Problem description. Please copy out the listing below in full, substituting "items" for every "elements" and changing nothing else. Omit the pictures.

Task input.

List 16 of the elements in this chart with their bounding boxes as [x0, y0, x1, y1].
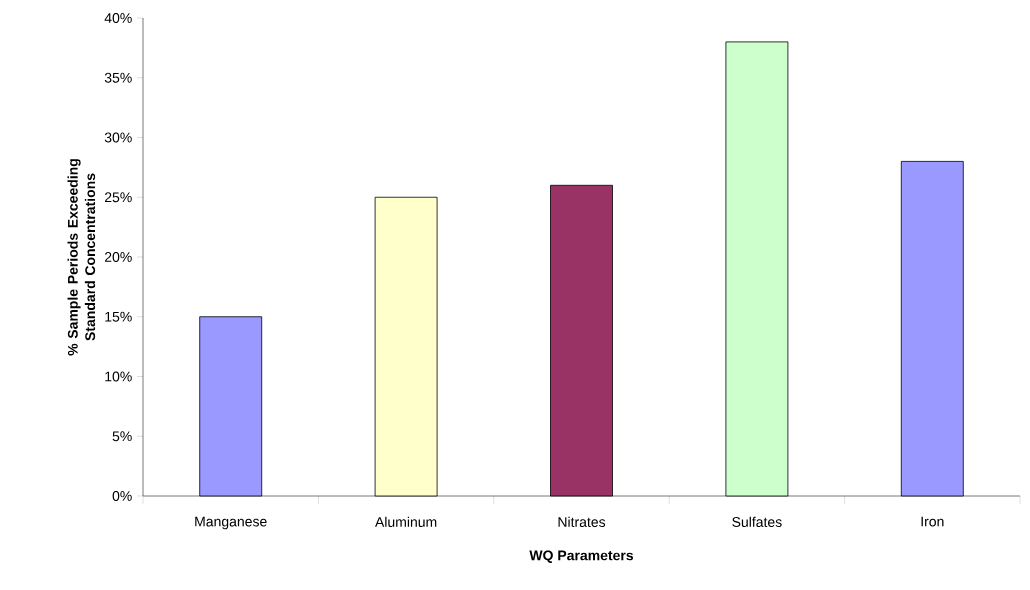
x-tick-label: Aluminum: [375, 516, 437, 527]
y-axis-title: % Sample Periods Exceeding Standard Concentrations: [67, 159, 96, 356]
y-tick-label: 15%: [105, 311, 132, 322]
y-tick-label: 5%: [112, 431, 132, 442]
y-tick-label: 10%: [105, 371, 132, 382]
y-tick-label: 25%: [104, 192, 132, 203]
x-axis-title: WQ Parameters: [529, 550, 634, 563]
x-tick-label: Manganese: [195, 516, 267, 530]
y-tick-label: 30%: [104, 132, 132, 143]
x-tick-label: Iron: [921, 516, 944, 527]
y-tick-label: 0%: [112, 491, 132, 501]
x-tick-label: Nitrates: [558, 516, 606, 527]
y-tick-label: 20%: [104, 252, 132, 262]
x-tick-label: Sulfates: [732, 516, 782, 527]
y-tick-label: 40%: [104, 13, 132, 23]
y-tick-label: 35%: [104, 72, 132, 83]
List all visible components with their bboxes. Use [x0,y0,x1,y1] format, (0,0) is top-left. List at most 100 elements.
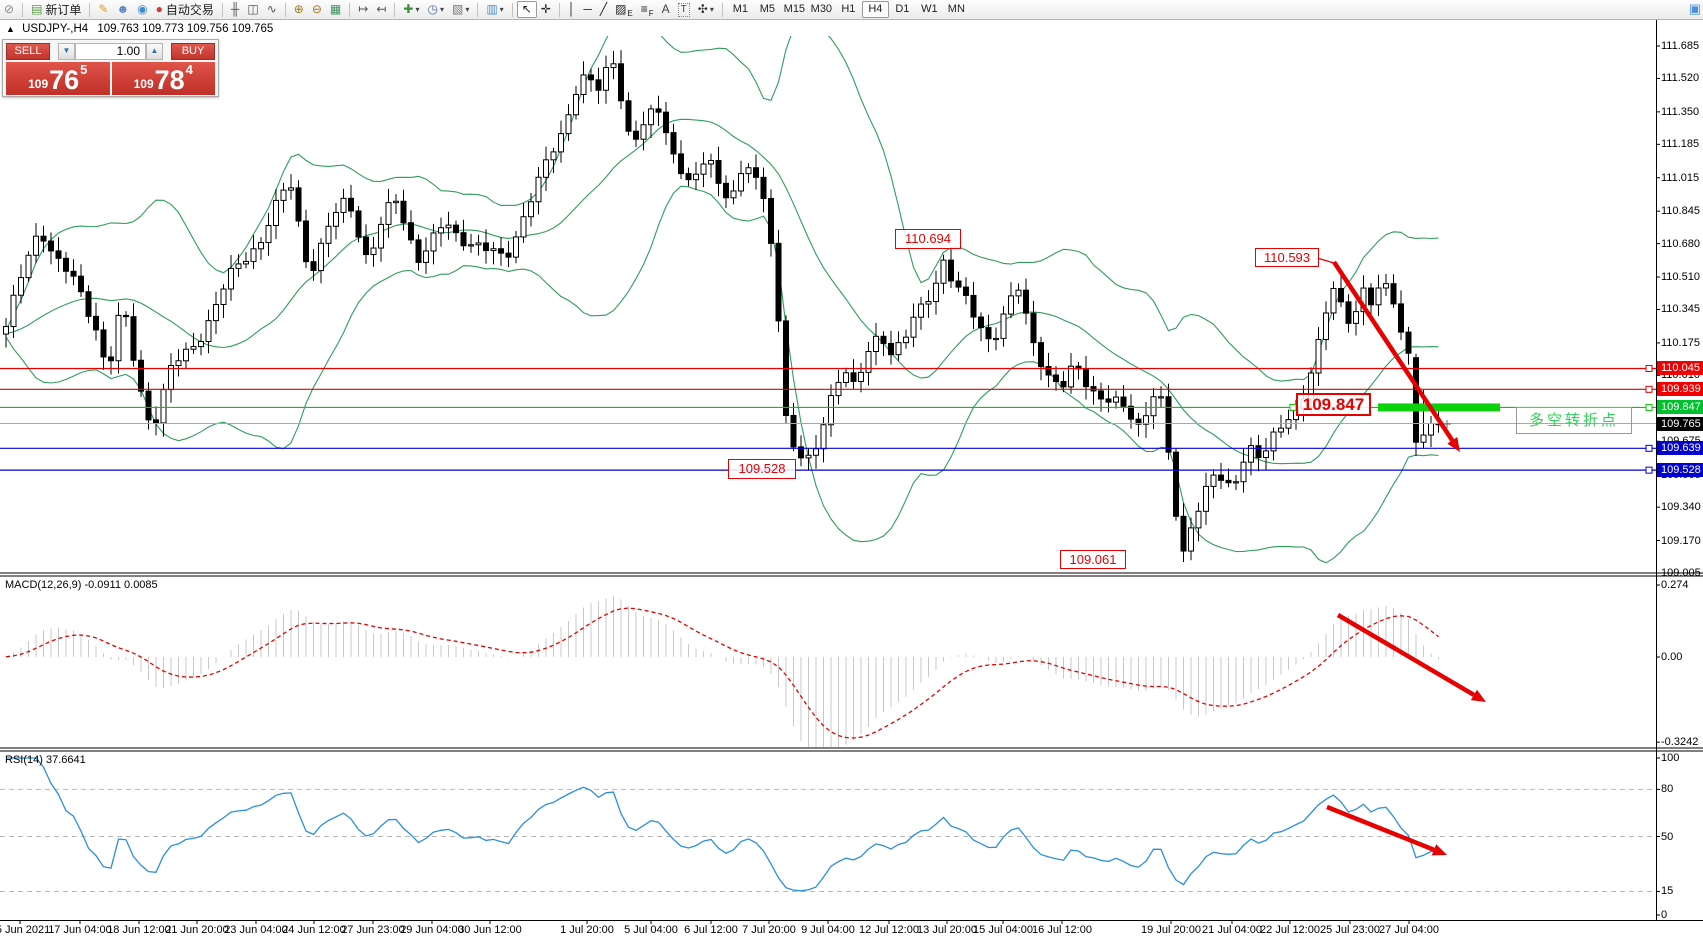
new-order-icon: ▤ [31,2,43,16]
text-label-icon: T [677,2,690,17]
line-handle[interactable] [1645,364,1653,372]
text-icon[interactable]: A [658,1,674,18]
horizontal-line-icon: ─ [583,2,592,16]
chart-search-icon[interactable]: ⊘ [0,1,18,18]
toolbar: ⊘ ▤ 新订单 ✎ ☻ ◉ ● 自动交易 ╫ ◫ ∿ ⊕ ⊖ ▦ ↦ ↤ ✚ ▾ ◷ ▾ ▧ ▾ ▥ ▾ ↖ ✛ │ ─ ╱ ▨ E ≡ F A T… [0,0,1703,20]
price-annotation-110.593[interactable]: 110.593 [1255,248,1319,267]
timeframe-m1[interactable]: M1 [732,3,748,15]
tile-windows-icon[interactable]: ▦ [326,1,345,18]
window-layout-icon[interactable]: ▥ ▾ [482,1,507,18]
timeframe-group: M1 M5 M15 M30 H1 H4 D1 W1 MN [727,0,970,19]
toolbar-separator [284,2,286,17]
vertical-line-icon: │ [567,2,576,16]
price-annotation-110.694[interactable]: 110.694 [895,229,961,249]
trend-arrow-head [1431,844,1447,856]
periods-icon-dropdown[interactable]: ▾ [439,5,444,14]
timeframe-h1[interactable]: H1 [841,3,856,15]
bollinger-bands [5,36,1439,564]
trend-arrow[interactable] [1336,613,1476,697]
periods-icon[interactable]: ◷ ▾ [423,1,448,18]
sell-price-sup: 5 [80,62,88,77]
templates-icon[interactable]: ▧ ▾ [448,1,473,18]
buy-button[interactable]: BUY [171,43,215,60]
indicators-icon[interactable]: ✚ ▾ [399,1,423,18]
toolbar-left-group: ⊘ ▤ 新订单 ✎ ☻ ◉ ● 自动交易 ╫ ◫ ∿ ⊕ ⊖ ▦ ↦ ↤ ✚ ▾ ◷ ▾ ▧ ▾ ▥ ▾ ↖ ✛ │ ─ ╱ ▨ E ≡ F A T… [0,0,727,19]
trend-arrow[interactable] [1326,804,1435,852]
trendline-icon[interactable]: ╱ [596,1,611,18]
crosshair-icon[interactable]: ✛ [537,1,555,18]
candlestick-chart-icon: ◫ [247,2,259,16]
bar-chart-icon[interactable]: ╫ [227,1,244,18]
green-band[interactable] [1378,403,1500,412]
trend-arrow[interactable] [1332,260,1455,442]
new-order-icon[interactable]: ▤ 新订单 [27,1,85,18]
candlestick-chart-icon[interactable]: ◫ [243,1,262,18]
tile-windows-icon: ▦ [329,2,342,16]
vertical-line-icon[interactable]: │ [564,1,580,18]
autotrading-icon-label: 自动交易 [165,3,214,17]
macd-label: MACD(12,26,9) -0.0911 0.0085 [5,579,158,591]
timeframe-m5[interactable]: M5 [759,3,775,15]
toolbar-separator [89,2,91,17]
collapse-icon[interactable]: ▲ [6,24,15,34]
metaeditor-icon[interactable]: ✎ [94,1,112,18]
timeframe-h4[interactable]: H4 [861,1,889,18]
toolbar-separator [558,2,560,17]
toolbar-separator [394,2,396,17]
candlestick-series [3,50,1442,562]
volume-input[interactable]: 1.00 [75,43,146,60]
auto-scroll-icon: ↦ [358,2,369,16]
note-box[interactable]: 多空转折点 [1516,407,1632,434]
volume-up-button[interactable]: ▲ [146,43,163,60]
buy-price-box[interactable]: 109 78 4 [111,62,215,95]
timeframe-mn[interactable]: MN [947,3,965,15]
window-controls-icon[interactable]: ▣ [1688,1,1701,16]
autotrading-icon: ● [155,2,163,16]
chart-shift-icon[interactable]: ↤ [372,1,390,18]
zoom-in-icon[interactable]: ⊕ [290,1,308,18]
arrows-icon[interactable]: ✣ ▾ [694,1,718,18]
templates-icon-dropdown[interactable]: ▾ [465,5,470,14]
line-handle[interactable] [1645,444,1653,452]
periods-icon: ◷ [427,2,438,16]
timeframe-d1[interactable]: D1 [895,3,910,15]
annotation-connector [1316,257,1335,264]
timeframe-w1[interactable]: W1 [921,3,938,15]
indicators-icon-dropdown[interactable]: ▾ [415,5,420,14]
volume-down-button[interactable]: ▼ [58,43,75,60]
arrows-icon-dropdown[interactable]: ▾ [709,5,714,14]
timeframe-m30[interactable]: M30 [810,3,833,15]
horizontal-line-icon[interactable]: ─ [579,1,596,18]
line-handle[interactable] [1645,385,1653,393]
price-annotation-109.847[interactable]: 109.847 [1296,393,1371,416]
price-annotation-109.061[interactable]: 109.061 [1060,550,1126,569]
auto-scroll-icon[interactable]: ↦ [354,1,372,18]
zoom-out-icon[interactable]: ⊖ [308,1,326,18]
market-watch-icon[interactable]: ☻ [112,1,133,18]
market-watch-icon: ☻ [116,2,130,16]
bar-chart-icon: ╫ [230,2,240,16]
signals-icon[interactable]: ◉ [133,1,151,18]
axes [0,20,1703,924]
sell-button[interactable]: SELL [6,43,50,60]
indicators-icon: ✚ [403,2,414,16]
price-annotation-109.528[interactable]: 109.528 [728,459,796,479]
text-icon: A [661,2,670,16]
timeframe-m15[interactable]: M15 [783,3,806,15]
equidistant-channel-icon[interactable]: ▨ E [611,1,637,18]
cursor-icon[interactable]: ↖ [516,1,537,18]
fibonacci-icon[interactable]: ≡ F [637,1,658,18]
line-chart-icon[interactable]: ∿ [263,1,281,18]
autotrading-icon[interactable]: ● 自动交易 [152,1,218,18]
text-label-icon[interactable]: T [674,1,694,18]
buy-price-big: 78 [154,65,185,95]
line-handle[interactable] [1645,403,1653,411]
window-layout-icon-dropdown[interactable]: ▾ [499,5,504,14]
line-chart-icon: ∿ [266,2,277,16]
fibonacci-icon-letter: F [648,9,654,18]
zoom-out-icon: ⊖ [311,2,322,16]
equidistant-channel-icon-letter: E [627,9,633,18]
line-handle[interactable] [1645,466,1653,474]
sell-price-box[interactable]: 109 76 5 [6,62,110,95]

Answer to the problem.
List 16 of the items in this chart with their bounding boxes as [x0, y0, x1, y1].
x-tick-label: Aluminum: [375, 516, 437, 527]
y-axis-title: % Sample Periods Exceeding Standard Concentrations: [67, 159, 96, 356]
y-tick-label: 15%: [105, 311, 132, 322]
y-tick-label: 5%: [112, 431, 132, 442]
y-tick-label: 10%: [105, 371, 132, 382]
y-tick-label: 25%: [104, 192, 132, 203]
x-axis-title: WQ Parameters: [529, 550, 634, 563]
x-tick-label: Manganese: [195, 516, 267, 530]
y-tick-label: 30%: [104, 132, 132, 143]
x-tick-label: Iron: [921, 516, 944, 527]
y-tick-label: 0%: [112, 491, 132, 501]
x-tick-label: Nitrates: [558, 516, 606, 527]
y-tick-label: 20%: [104, 252, 132, 262]
x-tick-label: Sulfates: [732, 516, 782, 527]
y-tick-label: 40%: [104, 13, 132, 23]
y-tick-label: 35%: [104, 72, 132, 83]
List all visible components with their bboxes. Use [x0,y0,x1,y1] format, (0,0) is top-left. List at most 100 items.
new-order-icon: ▤ [31,2,43,16]
text-label-icon: T [677,2,690,17]
line-handle[interactable] [1645,364,1653,372]
text-icon[interactable]: A [658,1,674,18]
horizontal-line-icon: ─ [583,2,592,16]
chart-search-icon[interactable]: ⊘ [0,1,18,18]
toolbar: ⊘ ▤ 新订单 ✎ ☻ ◉ ● 自动交易 ╫ ◫ ∿ ⊕ ⊖ ▦ ↦ ↤ ✚ ▾ ◷ ▾ ▧ ▾ ▥ ▾ ↖ ✛ │ ─ ╱ ▨ E ≡ F A T… [0,0,1703,20]
price-annotation-110.593[interactable]: 110.593 [1255,248,1319,267]
timeframe-m1[interactable]: M1 [732,3,748,15]
tile-windows-icon[interactable]: ▦ [326,1,345,18]
window-layout-icon[interactable]: ▥ ▾ [482,1,507,18]
timeframe-group: M1 M5 M15 M30 H1 H4 D1 W1 MN [727,0,970,19]
toolbar-separator [284,2,286,17]
vertical-line-icon: │ [567,2,576,16]
price-annotation-110.694[interactable]: 110.694 [895,229,961,249]
trend-arrow-head [1431,844,1447,856]
periods-icon-dropdown[interactable]: ▾ [439,5,444,14]
timeframe-h1[interactable]: H1 [841,3,856,15]
bollinger-bands [5,36,1439,564]
trend-arrow[interactable] [1336,613,1476,697]
periods-icon[interactable]: ◷ ▾ [423,1,448,18]
sell-price-sup: 5 [80,62,88,77]
templates-icon[interactable]: ▧ ▾ [448,1,473,18]
buy-button[interactable]: BUY [171,43,215,60]
indicators-icon[interactable]: ✚ ▾ [399,1,423,18]
toolbar-left-group: ⊘ ▤ 新订单 ✎ ☻ ◉ ● 自动交易 ╫ ◫ ∿ ⊕ ⊖ ▦ ↦ ↤ ✚ ▾ ◷ ▾ ▧ ▾ ▥ ▾ ↖ ✛ │ ─ ╱ ▨ E ≡ F A T… [0,0,727,19]
trend-arrow[interactable] [1326,804,1435,852]
trendline-icon[interactable]: ╱ [596,1,611,18]
crosshair-icon[interactable]: ✛ [537,1,555,18]
candlestick-chart-icon: ◫ [247,2,259,16]
bar-chart-icon[interactable]: ╫ [227,1,244,18]
green-band[interactable] [1378,403,1500,412]
trend-arrow[interactable] [1332,260,1455,442]
new-order-icon[interactable]: ▤ 新订单 [27,1,85,18]
candlestick-chart-icon[interactable]: ◫ [243,1,262,18]
tile-windows-icon: ▦ [329,2,342,16]
vertical-line-icon[interactable]: │ [564,1,580,18]
autotrading-icon-label: 自动交易 [165,3,214,17]
macd-label: MACD(12,26,9) -0.0911 0.0085 [5,579,158,591]
timeframe-m5[interactable]: M5 [759,3,775,15]
toolbar-separator [89,2,91,17]
collapse-icon[interactable]: ▲ [6,24,15,34]
metaeditor-icon[interactable]: ✎ [94,1,112,18]
timeframe-h4[interactable]: H4 [861,1,889,18]
toolbar-separator [558,2,560,17]
toolbar-separator [394,2,396,17]
candlestick-series [3,50,1442,562]
volume-input[interactable]: 1.00 [75,43,146,60]
auto-scroll-icon: ↦ [358,2,369,16]
note-box[interactable]: 多空转折点 [1516,407,1632,434]
volume-up-button[interactable]: ▲ [146,43,163,60]
buy-price-box[interactable]: 109 78 4 [111,62,215,95]
timeframe-mn[interactable]: MN [947,3,965,15]
window-controls-icon[interactable]: ▣ [1688,1,1701,16]
autotrading-icon: ● [155,2,163,16]
chart-shift-icon[interactable]: ↤ [372,1,390,18]
zoom-in-icon[interactable]: ⊕ [290,1,308,18]
arrows-icon[interactable]: ✣ ▾ [694,1,718,18]
templates-icon-dropdown[interactable]: ▾ [465,5,470,14]
line-handle[interactable] [1645,444,1653,452]
periods-icon: ◷ [427,2,438,16]
timeframe-d1[interactable]: D1 [895,3,910,15]
annotation-connector [1316,257,1335,264]
timeframe-w1[interactable]: W1 [921,3,938,15]
indicators-icon-dropdown[interactable]: ▾ [415,5,420,14]
volume-down-button[interactable]: ▼ [58,43,75,60]
arrows-icon-dropdown[interactable]: ▾ [709,5,714,14]
timeframe-m30[interactable]: M30 [810,3,833,15]
horizontal-line-icon[interactable]: ─ [579,1,596,18]
line-handle[interactable] [1645,385,1653,393]
price-annotation-109.847[interactable]: 109.847 [1296,393,1371,416]
price-annotation-109.061[interactable]: 109.061 [1060,550,1126,569]
auto-scroll-icon[interactable]: ↦ [354,1,372,18]
zoom-out-icon[interactable]: ⊖ [308,1,326,18]
market-watch-icon[interactable]: ☻ [112,1,133,18]
market-watch-icon: ☻ [116,2,130,16]
bar-chart-icon: ╫ [230,2,240,16]
signals-icon[interactable]: ◉ [133,1,151,18]
axes [0,20,1703,924]
sell-button[interactable]: SELL [6,43,50,60]
indicators-icon: ✚ [403,2,414,16]
price-annotation-109.528[interactable]: 109.528 [728,459,796,479]
text-icon: A [661,2,670,16]
timeframe-m15[interactable]: M15 [783,3,806,15]
equidistant-channel-icon[interactable]: ▨ E [611,1,637,18]
cursor-icon[interactable]: ↖ [516,1,537,18]
fibonacci-icon[interactable]: ≡ F [637,1,658,18]
line-chart-icon[interactable]: ∿ [263,1,281,18]
autotrading-icon[interactable]: ● 自动交易 [152,1,218,18]
text-label-icon[interactable]: T [674,1,694,18]
buy-price-big: 78 [154,65,185,95]
line-handle[interactable] [1645,403,1653,411]
window-layout-icon-dropdown[interactable]: ▾ [499,5,504,14]
line-chart-icon: ∿ [266,2,277,16]
fibonacci-icon-letter: F [648,9,654,18]
zoom-out-icon: ⊖ [311,2,322,16]
equidistant-channel-icon-letter: E [627,9,633,18]
line-handle[interactable] [1645,466,1653,474]
sell-price-box[interactable]: 109 76 5 [6,62,110,95]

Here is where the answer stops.